Saved data entries:
........

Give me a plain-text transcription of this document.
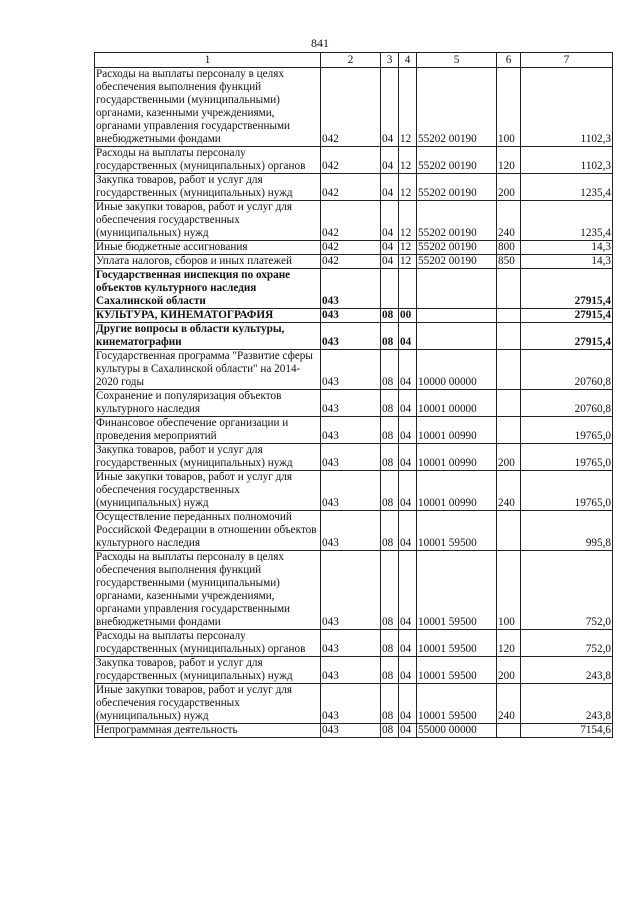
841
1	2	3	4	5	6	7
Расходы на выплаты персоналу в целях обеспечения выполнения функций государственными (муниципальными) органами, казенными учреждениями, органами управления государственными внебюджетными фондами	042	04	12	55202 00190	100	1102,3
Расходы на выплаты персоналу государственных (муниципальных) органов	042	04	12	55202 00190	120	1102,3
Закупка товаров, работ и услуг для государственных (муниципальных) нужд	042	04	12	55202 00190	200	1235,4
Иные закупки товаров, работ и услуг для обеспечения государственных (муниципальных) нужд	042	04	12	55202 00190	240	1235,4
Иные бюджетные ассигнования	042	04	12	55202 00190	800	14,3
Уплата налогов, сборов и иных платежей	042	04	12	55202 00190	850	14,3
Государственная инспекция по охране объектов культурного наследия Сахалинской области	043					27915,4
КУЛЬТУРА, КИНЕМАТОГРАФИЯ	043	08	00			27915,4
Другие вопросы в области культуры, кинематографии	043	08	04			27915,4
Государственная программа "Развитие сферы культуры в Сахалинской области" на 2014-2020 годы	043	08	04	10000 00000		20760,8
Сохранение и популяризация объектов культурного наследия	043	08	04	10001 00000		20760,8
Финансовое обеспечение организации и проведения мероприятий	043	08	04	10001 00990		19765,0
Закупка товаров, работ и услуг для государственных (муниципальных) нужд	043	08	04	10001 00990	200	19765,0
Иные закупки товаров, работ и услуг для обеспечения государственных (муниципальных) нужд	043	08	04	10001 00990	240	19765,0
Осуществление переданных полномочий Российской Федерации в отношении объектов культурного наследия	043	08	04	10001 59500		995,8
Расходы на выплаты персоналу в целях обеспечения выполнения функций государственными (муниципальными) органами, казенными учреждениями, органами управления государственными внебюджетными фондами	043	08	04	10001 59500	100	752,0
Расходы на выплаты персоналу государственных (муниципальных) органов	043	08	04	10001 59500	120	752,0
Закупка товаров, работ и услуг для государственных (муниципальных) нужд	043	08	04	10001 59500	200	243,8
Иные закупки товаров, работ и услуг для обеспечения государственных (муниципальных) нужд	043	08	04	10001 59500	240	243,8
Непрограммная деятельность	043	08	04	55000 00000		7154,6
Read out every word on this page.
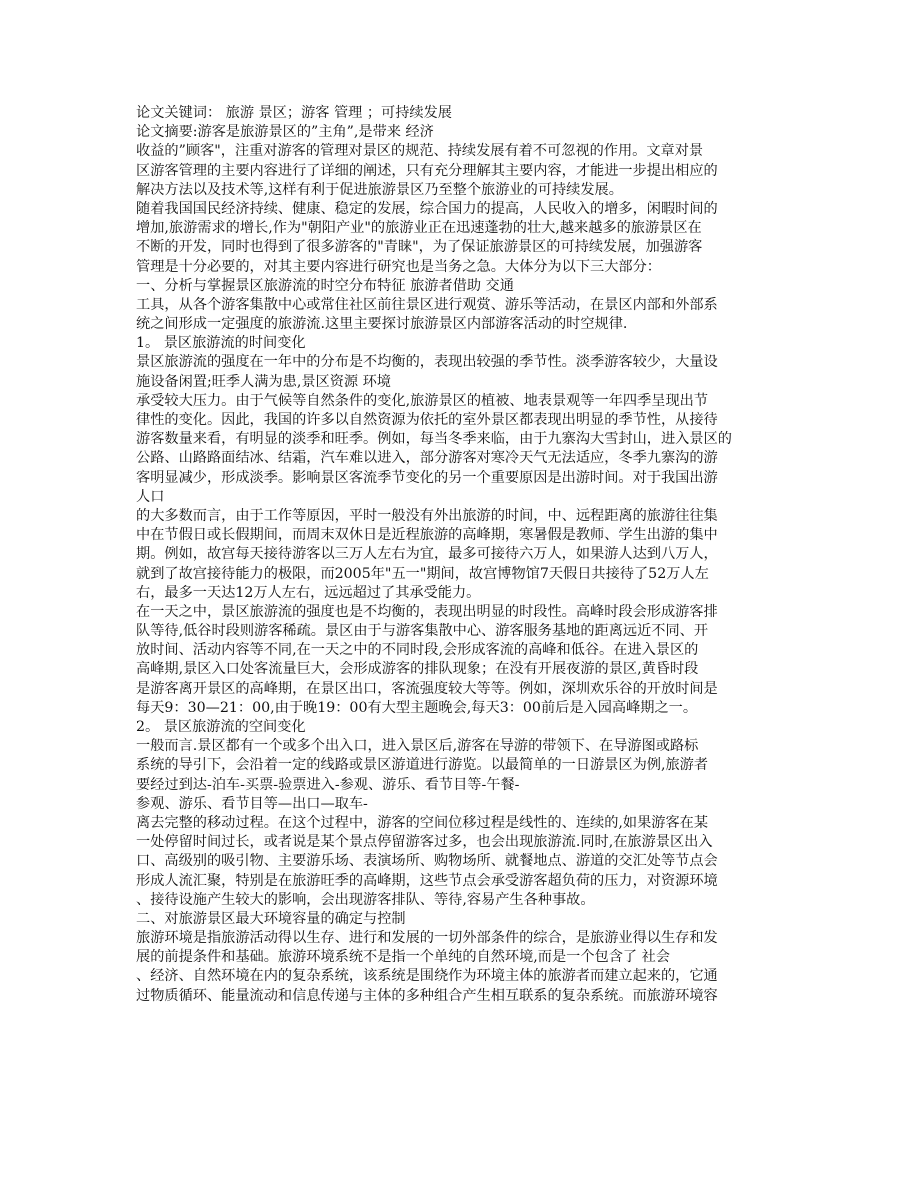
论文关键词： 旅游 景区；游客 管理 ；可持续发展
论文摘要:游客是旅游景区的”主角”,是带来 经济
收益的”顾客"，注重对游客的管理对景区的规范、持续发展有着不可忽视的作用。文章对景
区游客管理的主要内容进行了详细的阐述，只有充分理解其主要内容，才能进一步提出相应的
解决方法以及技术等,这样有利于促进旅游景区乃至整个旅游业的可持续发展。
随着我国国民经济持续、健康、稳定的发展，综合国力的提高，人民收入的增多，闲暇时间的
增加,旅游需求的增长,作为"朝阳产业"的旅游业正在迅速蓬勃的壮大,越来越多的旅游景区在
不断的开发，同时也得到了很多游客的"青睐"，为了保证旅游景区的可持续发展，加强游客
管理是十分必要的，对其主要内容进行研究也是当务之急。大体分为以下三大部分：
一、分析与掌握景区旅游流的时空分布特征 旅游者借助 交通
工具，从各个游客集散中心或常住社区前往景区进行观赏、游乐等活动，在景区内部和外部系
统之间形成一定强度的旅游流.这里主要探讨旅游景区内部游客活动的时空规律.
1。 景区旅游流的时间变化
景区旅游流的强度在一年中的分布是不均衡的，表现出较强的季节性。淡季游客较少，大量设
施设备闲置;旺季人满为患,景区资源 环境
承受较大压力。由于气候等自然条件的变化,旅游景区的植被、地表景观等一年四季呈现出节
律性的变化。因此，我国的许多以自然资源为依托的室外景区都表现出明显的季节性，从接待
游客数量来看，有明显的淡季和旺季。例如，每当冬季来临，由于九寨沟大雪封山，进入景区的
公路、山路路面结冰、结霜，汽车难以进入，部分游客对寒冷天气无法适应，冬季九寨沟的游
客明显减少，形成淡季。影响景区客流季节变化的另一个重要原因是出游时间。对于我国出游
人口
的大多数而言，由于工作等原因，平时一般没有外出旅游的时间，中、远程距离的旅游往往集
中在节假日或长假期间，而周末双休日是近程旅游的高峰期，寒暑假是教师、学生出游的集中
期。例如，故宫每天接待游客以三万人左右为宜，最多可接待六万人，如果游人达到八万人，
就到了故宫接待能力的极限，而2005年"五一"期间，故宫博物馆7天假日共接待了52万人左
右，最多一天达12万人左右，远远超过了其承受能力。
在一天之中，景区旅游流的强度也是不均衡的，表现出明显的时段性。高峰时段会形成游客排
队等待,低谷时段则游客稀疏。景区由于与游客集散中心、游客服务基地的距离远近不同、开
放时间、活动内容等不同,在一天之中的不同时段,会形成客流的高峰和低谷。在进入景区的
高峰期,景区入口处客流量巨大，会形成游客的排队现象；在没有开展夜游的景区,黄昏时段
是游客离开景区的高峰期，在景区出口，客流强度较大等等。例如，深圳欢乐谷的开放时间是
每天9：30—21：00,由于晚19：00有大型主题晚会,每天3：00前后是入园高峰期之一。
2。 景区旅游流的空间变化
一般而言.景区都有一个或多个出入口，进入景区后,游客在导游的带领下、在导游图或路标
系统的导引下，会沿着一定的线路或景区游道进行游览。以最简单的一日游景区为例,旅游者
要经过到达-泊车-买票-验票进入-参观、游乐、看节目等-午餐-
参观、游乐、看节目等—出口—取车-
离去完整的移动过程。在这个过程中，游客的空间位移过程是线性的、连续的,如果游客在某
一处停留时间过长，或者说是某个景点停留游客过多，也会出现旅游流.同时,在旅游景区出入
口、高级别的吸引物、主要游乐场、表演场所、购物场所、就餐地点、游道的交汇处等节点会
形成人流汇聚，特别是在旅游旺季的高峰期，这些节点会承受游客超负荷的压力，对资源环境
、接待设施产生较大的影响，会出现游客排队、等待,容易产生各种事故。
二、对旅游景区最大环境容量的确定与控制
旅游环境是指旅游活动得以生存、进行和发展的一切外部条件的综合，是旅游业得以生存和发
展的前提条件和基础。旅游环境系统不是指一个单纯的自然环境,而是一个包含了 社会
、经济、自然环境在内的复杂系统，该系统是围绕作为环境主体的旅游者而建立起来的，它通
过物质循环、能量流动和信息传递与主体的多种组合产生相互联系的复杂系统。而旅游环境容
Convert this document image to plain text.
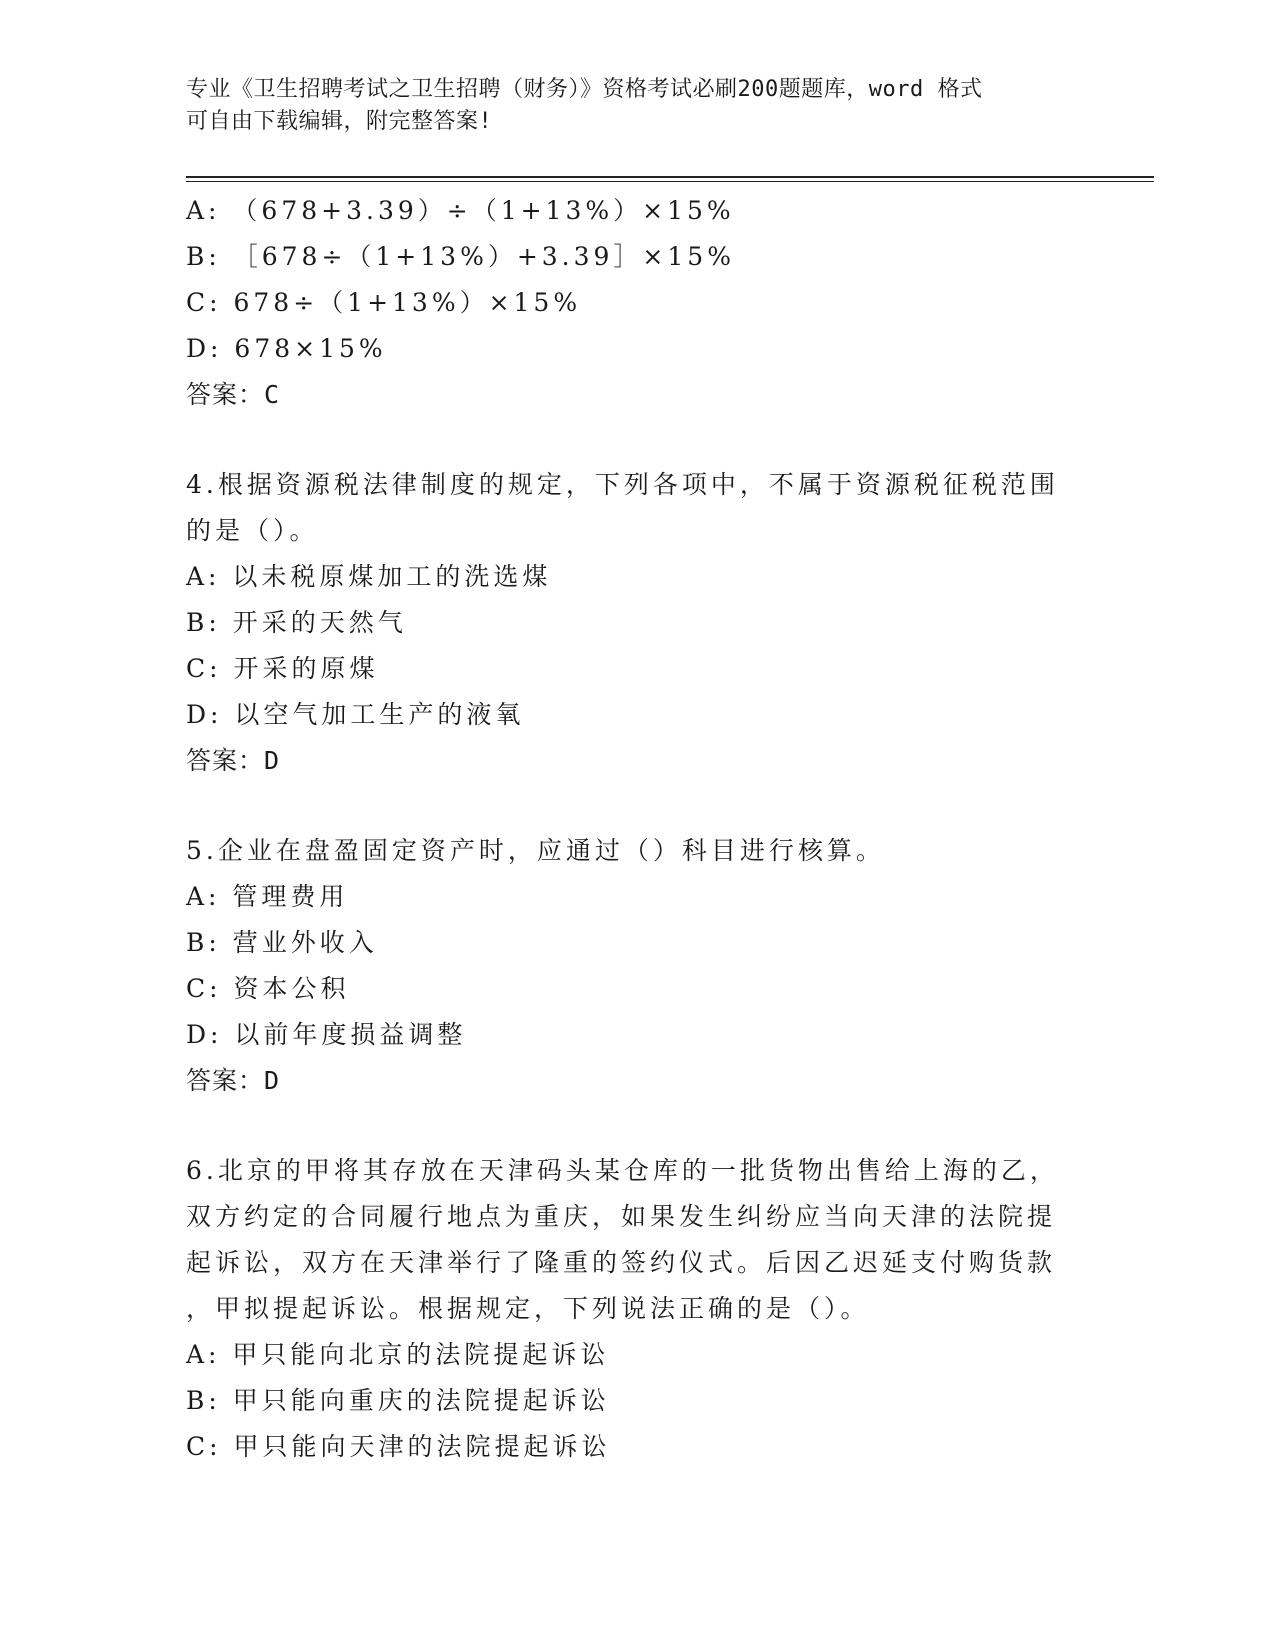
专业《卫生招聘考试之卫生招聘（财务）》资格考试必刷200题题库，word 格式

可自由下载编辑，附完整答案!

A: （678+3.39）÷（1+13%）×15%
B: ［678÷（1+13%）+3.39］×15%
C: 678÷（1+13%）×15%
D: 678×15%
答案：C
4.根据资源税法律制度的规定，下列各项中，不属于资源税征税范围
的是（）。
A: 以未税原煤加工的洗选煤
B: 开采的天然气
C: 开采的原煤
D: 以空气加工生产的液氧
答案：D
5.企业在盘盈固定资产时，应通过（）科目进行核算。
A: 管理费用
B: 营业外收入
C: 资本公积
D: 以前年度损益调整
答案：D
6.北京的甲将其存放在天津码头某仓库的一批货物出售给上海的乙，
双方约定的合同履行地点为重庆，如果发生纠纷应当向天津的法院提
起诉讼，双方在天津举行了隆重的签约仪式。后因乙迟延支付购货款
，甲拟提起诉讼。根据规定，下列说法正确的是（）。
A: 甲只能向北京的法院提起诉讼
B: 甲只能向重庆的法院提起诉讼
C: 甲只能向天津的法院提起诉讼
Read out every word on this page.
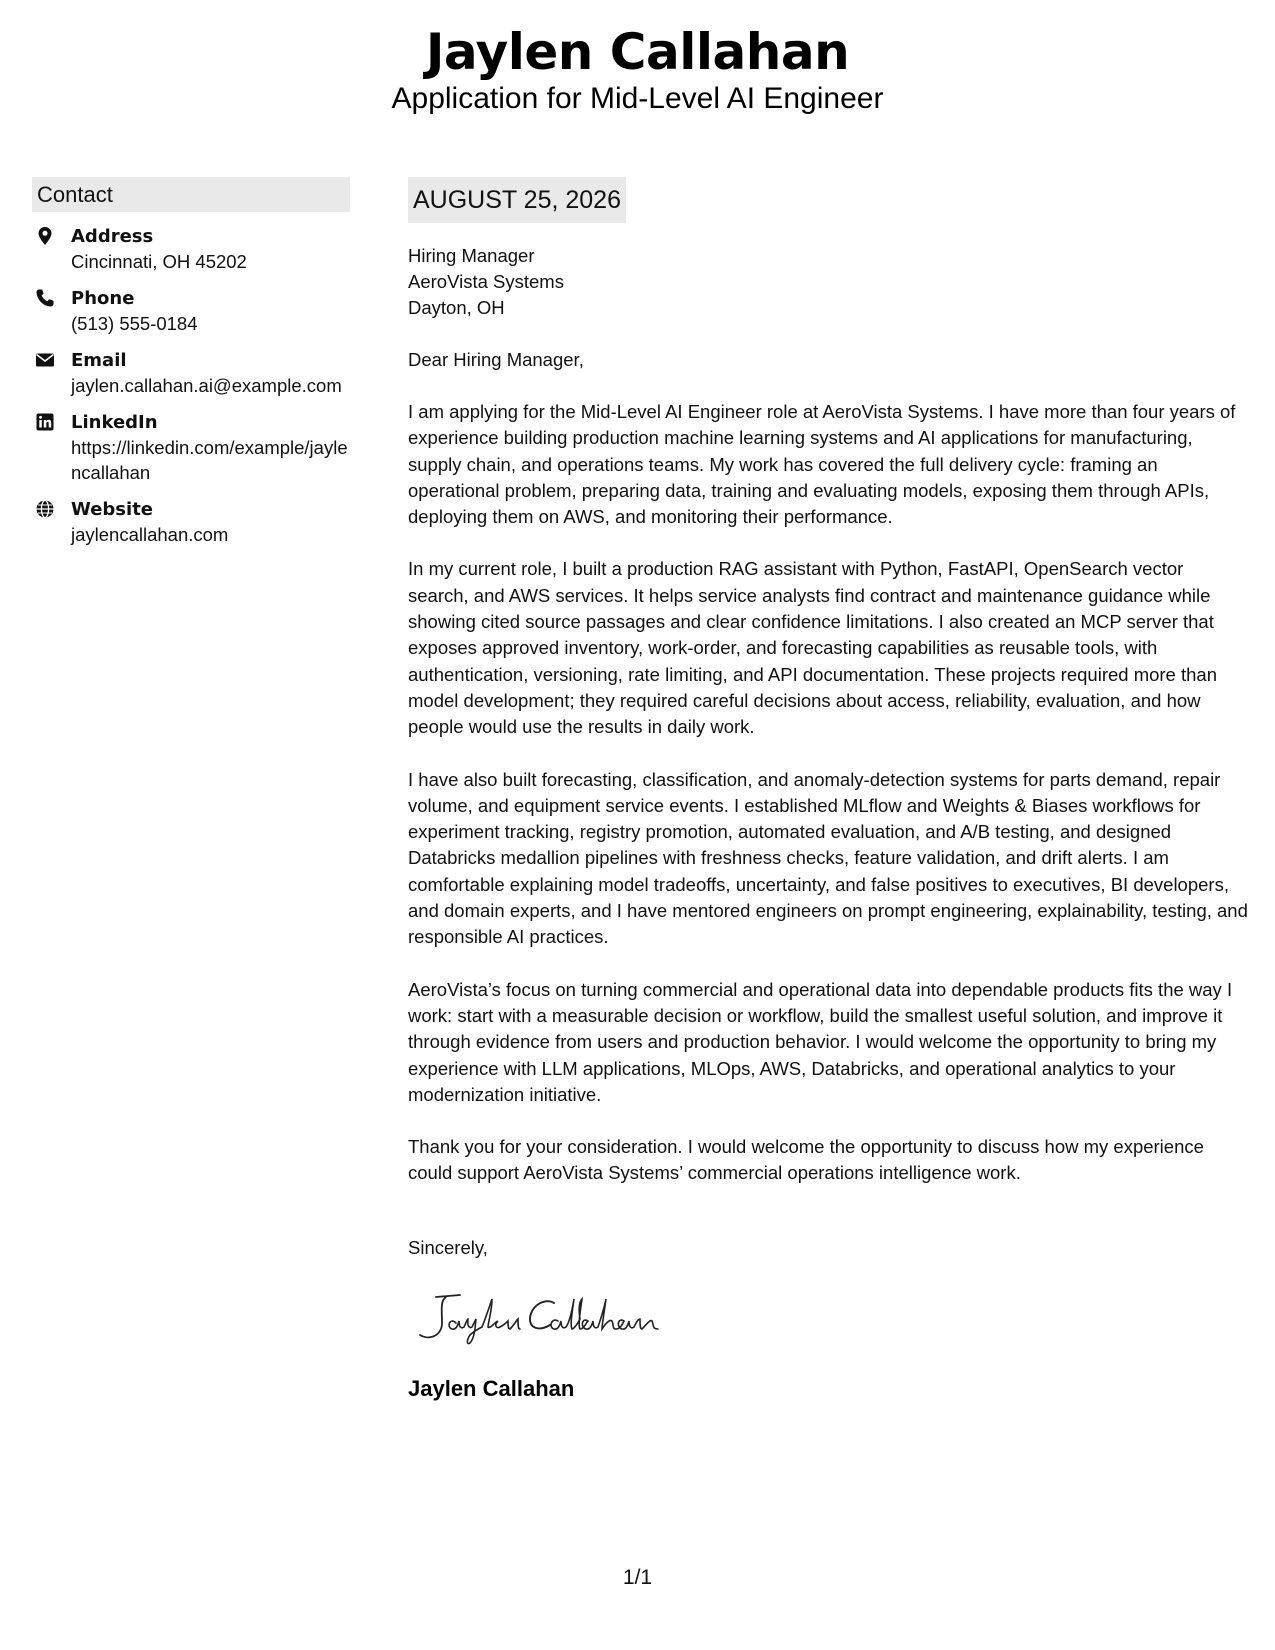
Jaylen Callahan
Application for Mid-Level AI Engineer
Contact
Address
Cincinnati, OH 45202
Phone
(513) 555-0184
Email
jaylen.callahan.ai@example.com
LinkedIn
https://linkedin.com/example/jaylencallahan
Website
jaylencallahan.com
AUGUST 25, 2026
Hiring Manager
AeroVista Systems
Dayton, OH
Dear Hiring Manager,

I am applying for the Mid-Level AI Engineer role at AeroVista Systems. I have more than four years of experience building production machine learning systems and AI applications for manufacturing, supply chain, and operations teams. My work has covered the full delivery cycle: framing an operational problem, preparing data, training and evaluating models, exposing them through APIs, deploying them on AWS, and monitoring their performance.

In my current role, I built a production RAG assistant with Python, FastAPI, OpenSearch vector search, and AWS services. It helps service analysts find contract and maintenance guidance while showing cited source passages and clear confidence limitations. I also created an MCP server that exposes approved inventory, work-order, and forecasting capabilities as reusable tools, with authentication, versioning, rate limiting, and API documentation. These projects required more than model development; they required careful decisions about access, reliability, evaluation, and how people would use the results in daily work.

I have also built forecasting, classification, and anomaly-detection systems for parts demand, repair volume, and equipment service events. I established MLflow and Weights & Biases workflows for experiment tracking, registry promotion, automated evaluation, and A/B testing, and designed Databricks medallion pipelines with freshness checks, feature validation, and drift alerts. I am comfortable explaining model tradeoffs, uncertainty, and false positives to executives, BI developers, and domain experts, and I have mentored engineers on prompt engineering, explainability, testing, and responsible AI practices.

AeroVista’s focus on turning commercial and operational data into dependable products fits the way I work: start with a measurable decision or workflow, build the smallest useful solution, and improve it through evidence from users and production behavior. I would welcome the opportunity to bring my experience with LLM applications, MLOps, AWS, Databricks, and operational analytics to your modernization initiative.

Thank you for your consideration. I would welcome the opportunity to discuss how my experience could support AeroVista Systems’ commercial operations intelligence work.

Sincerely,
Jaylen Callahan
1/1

........

Given task: Make a list of all lines in the data that contain "нужд".

Solution to the exercise:
Закупка товаров, работ и услуг для государственных (муниципальных) нужд	042	04	12	55202 00190	200	1235,4
Иные закупки товаров, работ и услуг для обеспечения государственных (муниципальных) нужд	042	04	12	55202 00190	240	1235,4
Закупка товаров, работ и услуг для государственных (муниципальных) нужд	043	08	04	10001 00990	200	19765,0
Иные закупки товаров, работ и услуг для обеспечения государственных (муниципальных) нужд	043	08	04	10001 00990	240	19765,0
Закупка товаров, работ и услуг для государственных (муниципальных) нужд	043	08	04	10001 59500	200	243,8
Иные закупки товаров, работ и услуг для обеспечения государственных (муниципальных) нужд	043	08	04	10001 59500	240	243,8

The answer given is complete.